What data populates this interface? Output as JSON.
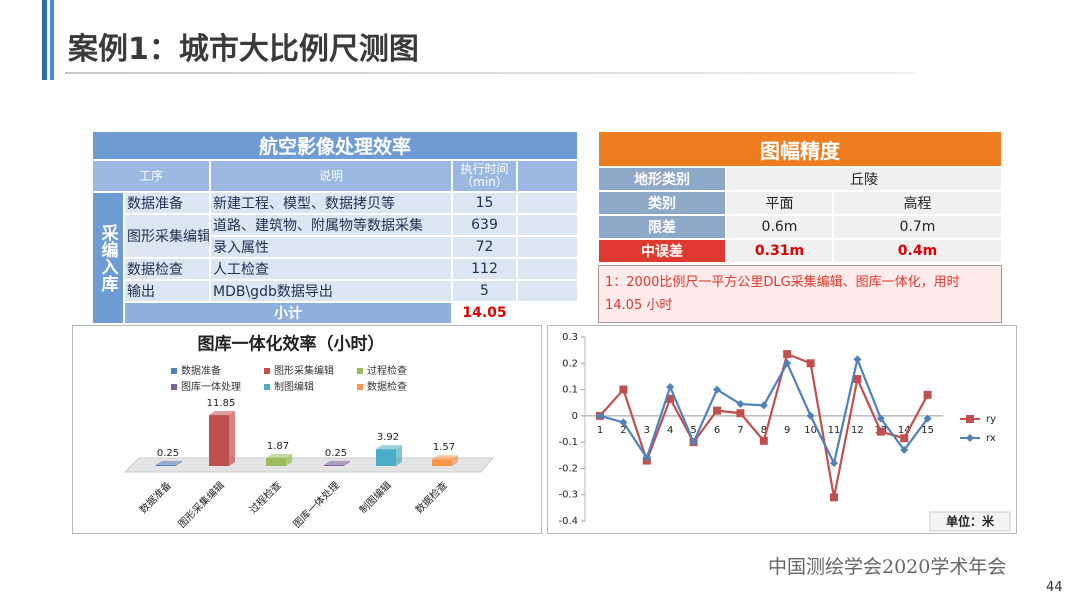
{
  "header": {
    "title": "案例1：城市大比例尺测图"
  },
  "efficiency_table": {
    "title": "航空影像处理效率",
    "columns": [
      "工序",
      "说明",
      "执行时间（min）"
    ],
    "group": "采编入库",
    "rows": [
      {
        "step": "数据准备",
        "items": [
          {
            "desc": "新建工程、模型、数据拷贝等",
            "time": 15
          }
        ]
      },
      {
        "step": "图形采集编辑",
        "items": [
          {
            "desc": "道路、建筑物、附属物等数据采集",
            "time": 639
          },
          {
            "desc": "录入属性",
            "time": 72
          }
        ]
      },
      {
        "step": "数据检查",
        "items": [
          {
            "desc": "人工检查",
            "time": 112
          }
        ]
      },
      {
        "step": "输出",
        "items": [
          {
            "desc": "MDB\\gdb数据导出",
            "time": 5
          }
        ]
      }
    ],
    "total_label": "小计",
    "total": 14.05
  },
  "accuracy_table": {
    "title": "图幅精度",
    "rows": [
      [
        "地形类别",
        "丘陵"
      ],
      [
        "类别",
        "平面",
        "高程"
      ],
      [
        "限差",
        "0.6m",
        "0.7m"
      ],
      [
        "中误差",
        "0.31m",
        "0.4m"
      ]
    ],
    "note": "1：2000比例尺一平方公里DLG采集编辑、图库一体化，用时14.05 小时"
  },
  "chart_data": [
    {
      "type": "bar",
      "title": "图库一体化效率（小时）",
      "categories": [
        "数据准备",
        "图形采集编辑",
        "过程检查",
        "图库一体处理",
        "制图编辑",
        "数据检查"
      ],
      "values": [
        0.25,
        11.85,
        1.87,
        0.25,
        3.92,
        1.57
      ],
      "colors": [
        "#4f81bd",
        "#c0504d",
        "#9bbb59",
        "#8064a2",
        "#4bacc6",
        "#f79646"
      ]
    },
    {
      "type": "line",
      "categories": [
        "1",
        "2",
        "3",
        "4",
        "5",
        "6",
        "7",
        "8",
        "9",
        "10",
        "11",
        "12",
        "13",
        "14",
        "15"
      ],
      "series": [
        {
          "name": "ry",
          "color": "#c0504d",
          "marker": "square",
          "values": [
            0,
            0.1,
            -0.17,
            0.065,
            -0.1,
            0.02,
            0.01,
            -0.095,
            0.235,
            0.2,
            -0.31,
            0.14,
            -0.06,
            -0.085,
            0.08
          ]
        },
        {
          "name": "rx",
          "color": "#4f81bd",
          "marker": "diamond",
          "values": [
            0,
            -0.025,
            -0.16,
            0.11,
            -0.1,
            0.1,
            0.045,
            0.04,
            0.2,
            0,
            -0.18,
            0.215,
            -0.01,
            -0.13,
            -0.01
          ]
        }
      ],
      "ylim": [
        -0.4,
        0.3
      ],
      "yticks": [
        -0.4,
        -0.3,
        -0.2,
        -0.1,
        0,
        0.1,
        0.2,
        0.3
      ],
      "note": "单位：米"
    }
  ],
  "footer": {
    "org": "中国测绘学会2020学术年会",
    "page": 44
  }
}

══════

■ Work to do
Copy out every line from the data above that has "time" in it.

■ Written response
            "time": 15
            "time": 639
            "time": 72
            "time": 112
            "time": 5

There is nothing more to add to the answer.